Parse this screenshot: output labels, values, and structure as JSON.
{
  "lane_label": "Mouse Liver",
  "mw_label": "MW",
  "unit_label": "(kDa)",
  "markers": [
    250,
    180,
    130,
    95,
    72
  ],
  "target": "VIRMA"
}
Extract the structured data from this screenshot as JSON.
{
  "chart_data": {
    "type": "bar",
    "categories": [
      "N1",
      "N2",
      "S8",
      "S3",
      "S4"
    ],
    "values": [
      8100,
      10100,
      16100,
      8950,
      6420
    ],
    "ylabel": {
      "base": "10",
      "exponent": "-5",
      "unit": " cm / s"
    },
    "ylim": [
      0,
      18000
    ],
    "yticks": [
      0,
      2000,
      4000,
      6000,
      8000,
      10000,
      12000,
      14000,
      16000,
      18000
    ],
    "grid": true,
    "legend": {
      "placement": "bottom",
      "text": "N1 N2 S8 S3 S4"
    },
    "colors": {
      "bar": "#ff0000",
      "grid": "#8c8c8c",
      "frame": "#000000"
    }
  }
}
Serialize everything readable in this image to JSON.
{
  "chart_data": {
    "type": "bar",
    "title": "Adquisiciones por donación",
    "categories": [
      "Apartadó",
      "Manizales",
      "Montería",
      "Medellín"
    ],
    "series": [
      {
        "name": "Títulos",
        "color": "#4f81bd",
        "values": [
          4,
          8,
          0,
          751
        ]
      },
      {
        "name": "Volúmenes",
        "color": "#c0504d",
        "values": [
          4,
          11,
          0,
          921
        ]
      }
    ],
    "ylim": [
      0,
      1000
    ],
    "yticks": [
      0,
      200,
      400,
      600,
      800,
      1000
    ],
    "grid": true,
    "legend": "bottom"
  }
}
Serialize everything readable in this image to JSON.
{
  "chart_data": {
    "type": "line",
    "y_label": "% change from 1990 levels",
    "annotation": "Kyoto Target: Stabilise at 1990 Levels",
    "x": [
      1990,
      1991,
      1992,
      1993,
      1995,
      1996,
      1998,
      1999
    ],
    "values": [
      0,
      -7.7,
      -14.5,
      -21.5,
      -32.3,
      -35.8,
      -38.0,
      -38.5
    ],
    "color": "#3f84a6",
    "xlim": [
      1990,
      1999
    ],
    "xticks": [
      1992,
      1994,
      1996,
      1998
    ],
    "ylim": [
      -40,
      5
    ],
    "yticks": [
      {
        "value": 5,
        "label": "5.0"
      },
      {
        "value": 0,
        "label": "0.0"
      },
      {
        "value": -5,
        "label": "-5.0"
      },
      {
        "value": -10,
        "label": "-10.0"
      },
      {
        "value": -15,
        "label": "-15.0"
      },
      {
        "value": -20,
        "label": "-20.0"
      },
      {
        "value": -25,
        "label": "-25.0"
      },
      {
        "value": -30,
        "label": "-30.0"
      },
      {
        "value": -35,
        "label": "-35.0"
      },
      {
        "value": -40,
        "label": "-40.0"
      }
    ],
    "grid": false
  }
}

★ ★ ★ ★

What you should do: Can you reproduce all the material exactly?

Final result:
Parse this screenshot: output labels, values, and structure as JSON.
{
  "lane_label": "Mouse Liver",
  "mw_label": "MW",
  "unit_label": "(kDa)",
  "markers": [
    250,
    180,
    130,
    95,
    72
  ],
  "target": "VIRMA"
}
Extract the structured data from this screenshot as JSON.
{
  "chart_data": {
    "type": "bar",
    "categories": [
      "N1",
      "N2",
      "S8",
      "S3",
      "S4"
    ],
    "values": [
      8100,
      10100,
      16100,
      8950,
      6420
    ],
    "ylabel": {
      "base": "10",
      "exponent": "-5",
      "unit": " cm / s"
    },
    "ylim": [
      0,
      18000
    ],
    "yticks": [
      0,
      2000,
      4000,
      6000,
      8000,
      10000,
      12000,
      14000,
      16000,
      18000
    ],
    "grid": true,
    "legend": {
      "placement": "bottom",
      "text": "N1 N2 S8 S3 S4"
    },
    "colors": {
      "bar": "#ff0000",
      "grid": "#8c8c8c",
      "frame": "#000000"
    }
  }
}
Serialize everything readable in this image to JSON.
{
  "chart_data": {
    "type": "bar",
    "title": "Adquisiciones por donación",
    "categories": [
      "Apartadó",
      "Manizales",
      "Montería",
      "Medellín"
    ],
    "series": [
      {
        "name": "Títulos",
        "color": "#4f81bd",
        "values": [
          4,
          8,
          0,
          751
        ]
      },
      {
        "name": "Volúmenes",
        "color": "#c0504d",
        "values": [
          4,
          11,
          0,
          921
        ]
      }
    ],
    "ylim": [
      0,
      1000
    ],
    "yticks": [
      0,
      200,
      400,
      600,
      800,
      1000
    ],
    "grid": true,
    "legend": "bottom"
  }
}
Serialize everything readable in this image to JSON.
{
  "chart_data": {
    "type": "line",
    "y_label": "% change from 1990 levels",
    "annotation": "Kyoto Target: Stabilise at 1990 Levels",
    "x": [
      1990,
      1991,
      1992,
      1993,
      1995,
      1996,
      1998,
      1999
    ],
    "values": [
      0,
      -7.7,
      -14.5,
      -21.5,
      -32.3,
      -35.8,
      -38.0,
      -38.5
    ],
    "color": "#3f84a6",
    "xlim": [
      1990,
      1999
    ],
    "xticks": [
      1992,
      1994,
      1996,
      1998
    ],
    "ylim": [
      -40,
      5
    ],
    "yticks": [
      {
        "value": 5,
        "label": "5.0"
      },
      {
        "value": 0,
        "label": "0.0"
      },
      {
        "value": -5,
        "label": "-5.0"
      },
      {
        "value": -10,
        "label": "-10.0"
      },
      {
        "value": -15,
        "label": "-15.0"
      },
      {
        "value": -20,
        "label": "-20.0"
      },
      {
        "value": -25,
        "label": "-25.0"
      },
      {
        "value": -30,
        "label": "-30.0"
      },
      {
        "value": -35,
        "label": "-35.0"
      },
      {
        "value": -40,
        "label": "-40.0"
      }
    ],
    "grid": false
  }
}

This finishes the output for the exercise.